Task description ▸ Every line in the material below that includes "Bank" should be copied.
Start of Extracted material
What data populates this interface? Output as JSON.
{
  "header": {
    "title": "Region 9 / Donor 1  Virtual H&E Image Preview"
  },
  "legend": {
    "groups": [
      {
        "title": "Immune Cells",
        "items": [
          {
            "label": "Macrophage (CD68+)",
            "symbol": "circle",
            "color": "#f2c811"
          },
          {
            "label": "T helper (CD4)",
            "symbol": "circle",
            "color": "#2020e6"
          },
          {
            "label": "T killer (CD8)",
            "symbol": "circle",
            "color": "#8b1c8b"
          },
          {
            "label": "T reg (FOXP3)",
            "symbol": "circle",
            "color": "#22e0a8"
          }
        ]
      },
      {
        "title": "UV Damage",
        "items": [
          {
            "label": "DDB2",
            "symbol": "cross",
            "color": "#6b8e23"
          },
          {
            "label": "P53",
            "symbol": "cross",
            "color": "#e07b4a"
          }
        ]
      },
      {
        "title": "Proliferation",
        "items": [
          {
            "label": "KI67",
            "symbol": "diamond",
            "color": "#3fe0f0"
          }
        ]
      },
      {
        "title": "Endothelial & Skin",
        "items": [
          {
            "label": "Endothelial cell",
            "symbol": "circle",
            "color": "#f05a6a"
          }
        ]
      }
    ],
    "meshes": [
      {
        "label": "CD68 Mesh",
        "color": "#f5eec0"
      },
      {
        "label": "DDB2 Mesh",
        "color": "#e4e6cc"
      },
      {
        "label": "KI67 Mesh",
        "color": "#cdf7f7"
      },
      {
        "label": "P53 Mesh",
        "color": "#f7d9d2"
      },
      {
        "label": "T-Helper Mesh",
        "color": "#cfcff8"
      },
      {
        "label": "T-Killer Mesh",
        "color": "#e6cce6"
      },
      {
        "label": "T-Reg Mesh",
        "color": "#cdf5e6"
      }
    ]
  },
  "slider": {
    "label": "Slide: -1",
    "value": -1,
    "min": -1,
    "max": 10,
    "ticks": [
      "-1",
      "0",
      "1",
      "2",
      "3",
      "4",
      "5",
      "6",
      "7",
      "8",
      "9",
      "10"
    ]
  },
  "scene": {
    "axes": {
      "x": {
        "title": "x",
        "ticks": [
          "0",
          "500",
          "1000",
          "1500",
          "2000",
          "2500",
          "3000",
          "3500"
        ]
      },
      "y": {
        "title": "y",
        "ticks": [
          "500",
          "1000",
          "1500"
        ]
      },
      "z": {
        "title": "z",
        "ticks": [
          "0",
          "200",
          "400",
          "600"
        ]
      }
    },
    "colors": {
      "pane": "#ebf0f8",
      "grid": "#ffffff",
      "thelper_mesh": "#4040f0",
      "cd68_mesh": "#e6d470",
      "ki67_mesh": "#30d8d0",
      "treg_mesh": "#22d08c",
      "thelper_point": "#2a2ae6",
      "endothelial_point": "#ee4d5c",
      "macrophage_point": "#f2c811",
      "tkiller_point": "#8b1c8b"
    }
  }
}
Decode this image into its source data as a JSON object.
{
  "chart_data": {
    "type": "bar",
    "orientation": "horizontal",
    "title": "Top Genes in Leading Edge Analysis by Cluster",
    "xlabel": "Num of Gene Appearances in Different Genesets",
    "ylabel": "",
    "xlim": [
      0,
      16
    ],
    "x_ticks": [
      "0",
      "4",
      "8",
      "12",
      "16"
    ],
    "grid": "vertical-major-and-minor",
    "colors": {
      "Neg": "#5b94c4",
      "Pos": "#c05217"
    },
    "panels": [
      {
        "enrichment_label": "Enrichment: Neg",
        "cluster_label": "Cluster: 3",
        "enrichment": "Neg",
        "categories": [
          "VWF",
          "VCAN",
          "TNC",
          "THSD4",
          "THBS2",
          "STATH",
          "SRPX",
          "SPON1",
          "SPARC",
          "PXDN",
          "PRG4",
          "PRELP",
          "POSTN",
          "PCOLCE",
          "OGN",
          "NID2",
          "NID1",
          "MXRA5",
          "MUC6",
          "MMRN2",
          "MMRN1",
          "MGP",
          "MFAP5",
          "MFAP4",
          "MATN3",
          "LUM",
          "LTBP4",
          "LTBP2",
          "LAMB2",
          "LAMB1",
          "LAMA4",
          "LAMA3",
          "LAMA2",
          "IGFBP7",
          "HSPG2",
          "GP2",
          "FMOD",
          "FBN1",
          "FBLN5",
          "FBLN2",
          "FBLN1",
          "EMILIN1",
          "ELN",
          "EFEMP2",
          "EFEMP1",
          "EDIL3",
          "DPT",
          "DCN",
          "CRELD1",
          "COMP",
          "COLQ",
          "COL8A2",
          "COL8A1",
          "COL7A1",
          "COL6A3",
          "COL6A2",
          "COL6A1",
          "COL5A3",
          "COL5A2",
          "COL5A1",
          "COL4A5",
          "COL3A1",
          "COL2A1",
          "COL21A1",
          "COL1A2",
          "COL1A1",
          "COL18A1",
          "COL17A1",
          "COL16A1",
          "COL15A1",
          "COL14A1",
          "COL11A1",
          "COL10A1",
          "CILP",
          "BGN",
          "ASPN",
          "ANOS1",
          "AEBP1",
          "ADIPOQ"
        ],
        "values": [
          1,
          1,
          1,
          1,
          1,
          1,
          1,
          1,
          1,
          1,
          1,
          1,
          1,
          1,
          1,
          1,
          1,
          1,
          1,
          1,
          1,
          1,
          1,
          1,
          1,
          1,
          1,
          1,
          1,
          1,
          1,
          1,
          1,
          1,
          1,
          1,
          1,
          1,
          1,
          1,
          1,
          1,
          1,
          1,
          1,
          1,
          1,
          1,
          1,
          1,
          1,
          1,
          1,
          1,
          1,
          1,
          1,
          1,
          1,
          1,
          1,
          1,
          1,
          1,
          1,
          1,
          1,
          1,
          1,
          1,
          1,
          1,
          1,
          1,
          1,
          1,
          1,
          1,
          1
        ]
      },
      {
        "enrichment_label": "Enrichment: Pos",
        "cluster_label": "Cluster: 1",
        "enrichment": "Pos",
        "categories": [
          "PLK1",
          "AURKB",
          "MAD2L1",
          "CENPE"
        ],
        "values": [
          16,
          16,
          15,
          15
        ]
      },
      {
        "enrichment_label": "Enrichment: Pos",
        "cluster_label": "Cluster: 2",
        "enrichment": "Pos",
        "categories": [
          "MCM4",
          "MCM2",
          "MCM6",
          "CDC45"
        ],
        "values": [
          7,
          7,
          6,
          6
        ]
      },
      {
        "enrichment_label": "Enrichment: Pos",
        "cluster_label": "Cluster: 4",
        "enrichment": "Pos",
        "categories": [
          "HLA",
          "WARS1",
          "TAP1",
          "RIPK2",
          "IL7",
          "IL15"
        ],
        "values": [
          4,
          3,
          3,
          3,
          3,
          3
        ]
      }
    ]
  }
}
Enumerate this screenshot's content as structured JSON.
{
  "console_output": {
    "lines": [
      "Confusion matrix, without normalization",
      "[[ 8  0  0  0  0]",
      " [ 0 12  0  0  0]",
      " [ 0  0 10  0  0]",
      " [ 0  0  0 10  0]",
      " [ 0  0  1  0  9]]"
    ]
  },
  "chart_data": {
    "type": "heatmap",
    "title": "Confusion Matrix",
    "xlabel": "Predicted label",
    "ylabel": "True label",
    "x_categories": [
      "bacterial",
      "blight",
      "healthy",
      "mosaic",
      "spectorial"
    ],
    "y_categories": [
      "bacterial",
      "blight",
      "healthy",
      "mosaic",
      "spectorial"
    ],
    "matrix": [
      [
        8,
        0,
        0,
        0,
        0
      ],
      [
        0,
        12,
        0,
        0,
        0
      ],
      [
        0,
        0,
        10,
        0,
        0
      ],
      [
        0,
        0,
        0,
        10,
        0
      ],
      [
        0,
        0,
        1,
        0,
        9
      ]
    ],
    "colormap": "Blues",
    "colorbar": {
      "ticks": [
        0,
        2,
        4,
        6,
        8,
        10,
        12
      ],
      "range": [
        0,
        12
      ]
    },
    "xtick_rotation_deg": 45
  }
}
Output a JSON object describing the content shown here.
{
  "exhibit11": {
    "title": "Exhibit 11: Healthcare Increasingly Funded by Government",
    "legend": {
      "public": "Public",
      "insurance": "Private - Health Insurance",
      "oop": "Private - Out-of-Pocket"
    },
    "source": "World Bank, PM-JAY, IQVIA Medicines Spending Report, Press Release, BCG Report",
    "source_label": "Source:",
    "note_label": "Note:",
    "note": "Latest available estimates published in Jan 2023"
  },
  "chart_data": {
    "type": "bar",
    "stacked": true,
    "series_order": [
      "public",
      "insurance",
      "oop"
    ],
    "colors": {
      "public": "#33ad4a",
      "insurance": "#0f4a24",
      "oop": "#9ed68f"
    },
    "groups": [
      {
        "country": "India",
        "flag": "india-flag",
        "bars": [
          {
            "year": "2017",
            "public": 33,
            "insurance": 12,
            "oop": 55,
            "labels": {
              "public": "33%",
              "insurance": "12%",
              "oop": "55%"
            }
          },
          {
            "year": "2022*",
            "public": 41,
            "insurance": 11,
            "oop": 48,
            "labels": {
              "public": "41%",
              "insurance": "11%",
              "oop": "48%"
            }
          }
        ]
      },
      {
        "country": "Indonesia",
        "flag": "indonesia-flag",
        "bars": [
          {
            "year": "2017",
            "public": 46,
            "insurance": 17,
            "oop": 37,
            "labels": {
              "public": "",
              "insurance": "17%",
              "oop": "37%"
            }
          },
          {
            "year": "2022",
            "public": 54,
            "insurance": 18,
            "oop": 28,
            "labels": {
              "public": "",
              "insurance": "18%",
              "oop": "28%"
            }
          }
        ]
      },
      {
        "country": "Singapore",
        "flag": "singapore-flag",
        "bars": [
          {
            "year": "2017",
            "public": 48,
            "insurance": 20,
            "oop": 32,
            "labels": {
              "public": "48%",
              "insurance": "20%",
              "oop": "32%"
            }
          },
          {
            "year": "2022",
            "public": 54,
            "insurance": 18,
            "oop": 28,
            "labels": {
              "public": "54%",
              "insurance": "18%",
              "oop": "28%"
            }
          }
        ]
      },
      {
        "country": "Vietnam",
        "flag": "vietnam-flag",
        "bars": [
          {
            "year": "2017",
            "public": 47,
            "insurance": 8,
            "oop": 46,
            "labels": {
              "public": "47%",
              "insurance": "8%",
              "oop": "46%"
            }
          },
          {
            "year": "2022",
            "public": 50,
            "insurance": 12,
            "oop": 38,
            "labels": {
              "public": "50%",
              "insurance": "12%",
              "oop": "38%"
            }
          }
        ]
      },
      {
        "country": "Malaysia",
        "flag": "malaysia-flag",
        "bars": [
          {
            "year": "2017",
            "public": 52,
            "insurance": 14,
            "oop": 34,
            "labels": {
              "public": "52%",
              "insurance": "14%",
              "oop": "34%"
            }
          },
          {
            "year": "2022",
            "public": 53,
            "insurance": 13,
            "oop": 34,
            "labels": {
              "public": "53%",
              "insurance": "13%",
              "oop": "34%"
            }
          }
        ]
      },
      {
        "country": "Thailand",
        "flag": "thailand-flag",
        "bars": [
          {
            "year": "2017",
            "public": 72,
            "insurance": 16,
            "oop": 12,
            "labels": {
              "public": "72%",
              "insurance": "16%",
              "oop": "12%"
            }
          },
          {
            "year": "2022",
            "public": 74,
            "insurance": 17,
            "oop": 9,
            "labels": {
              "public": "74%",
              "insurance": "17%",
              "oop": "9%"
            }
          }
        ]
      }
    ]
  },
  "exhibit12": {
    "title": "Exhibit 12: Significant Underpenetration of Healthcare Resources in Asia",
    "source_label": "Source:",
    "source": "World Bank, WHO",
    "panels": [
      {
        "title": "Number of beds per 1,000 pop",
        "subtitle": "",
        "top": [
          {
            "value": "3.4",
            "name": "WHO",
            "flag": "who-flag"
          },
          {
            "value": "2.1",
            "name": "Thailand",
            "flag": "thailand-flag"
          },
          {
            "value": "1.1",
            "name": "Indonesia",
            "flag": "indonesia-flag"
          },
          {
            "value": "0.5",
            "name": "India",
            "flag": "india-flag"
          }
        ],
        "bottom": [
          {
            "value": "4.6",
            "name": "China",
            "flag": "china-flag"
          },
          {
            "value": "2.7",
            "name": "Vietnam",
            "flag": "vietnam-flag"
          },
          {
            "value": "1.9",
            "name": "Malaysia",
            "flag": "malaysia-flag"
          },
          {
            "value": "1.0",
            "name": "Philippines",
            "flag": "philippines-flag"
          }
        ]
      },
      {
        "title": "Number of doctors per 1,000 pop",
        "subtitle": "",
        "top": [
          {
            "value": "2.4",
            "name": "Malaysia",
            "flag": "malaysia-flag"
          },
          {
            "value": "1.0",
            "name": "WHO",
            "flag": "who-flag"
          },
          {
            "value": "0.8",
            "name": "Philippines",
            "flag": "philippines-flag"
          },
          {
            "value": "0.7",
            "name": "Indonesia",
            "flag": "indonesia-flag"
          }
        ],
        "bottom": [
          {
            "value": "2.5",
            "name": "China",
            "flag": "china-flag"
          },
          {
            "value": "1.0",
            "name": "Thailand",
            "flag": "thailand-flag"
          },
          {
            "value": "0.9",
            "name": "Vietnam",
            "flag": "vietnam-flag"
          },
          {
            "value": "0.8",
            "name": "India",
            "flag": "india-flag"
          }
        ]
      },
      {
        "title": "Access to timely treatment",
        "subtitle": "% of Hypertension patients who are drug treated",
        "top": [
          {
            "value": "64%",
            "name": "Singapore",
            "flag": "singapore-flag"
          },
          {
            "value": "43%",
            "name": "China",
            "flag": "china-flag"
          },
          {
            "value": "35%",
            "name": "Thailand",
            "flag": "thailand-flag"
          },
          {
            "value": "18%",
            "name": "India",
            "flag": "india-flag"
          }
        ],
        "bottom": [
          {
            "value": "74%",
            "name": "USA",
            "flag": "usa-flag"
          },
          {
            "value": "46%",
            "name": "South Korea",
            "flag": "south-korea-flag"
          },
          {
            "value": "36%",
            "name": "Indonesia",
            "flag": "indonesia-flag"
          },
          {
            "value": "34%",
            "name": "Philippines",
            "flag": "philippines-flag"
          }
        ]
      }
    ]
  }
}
End of Extracted material
Solved exercise ▸
    "source": "World Bank, PM-JAY, IQVIA Medicines Spending Report, Press Release, BCG Report",
    "source": "World Bank, WHO",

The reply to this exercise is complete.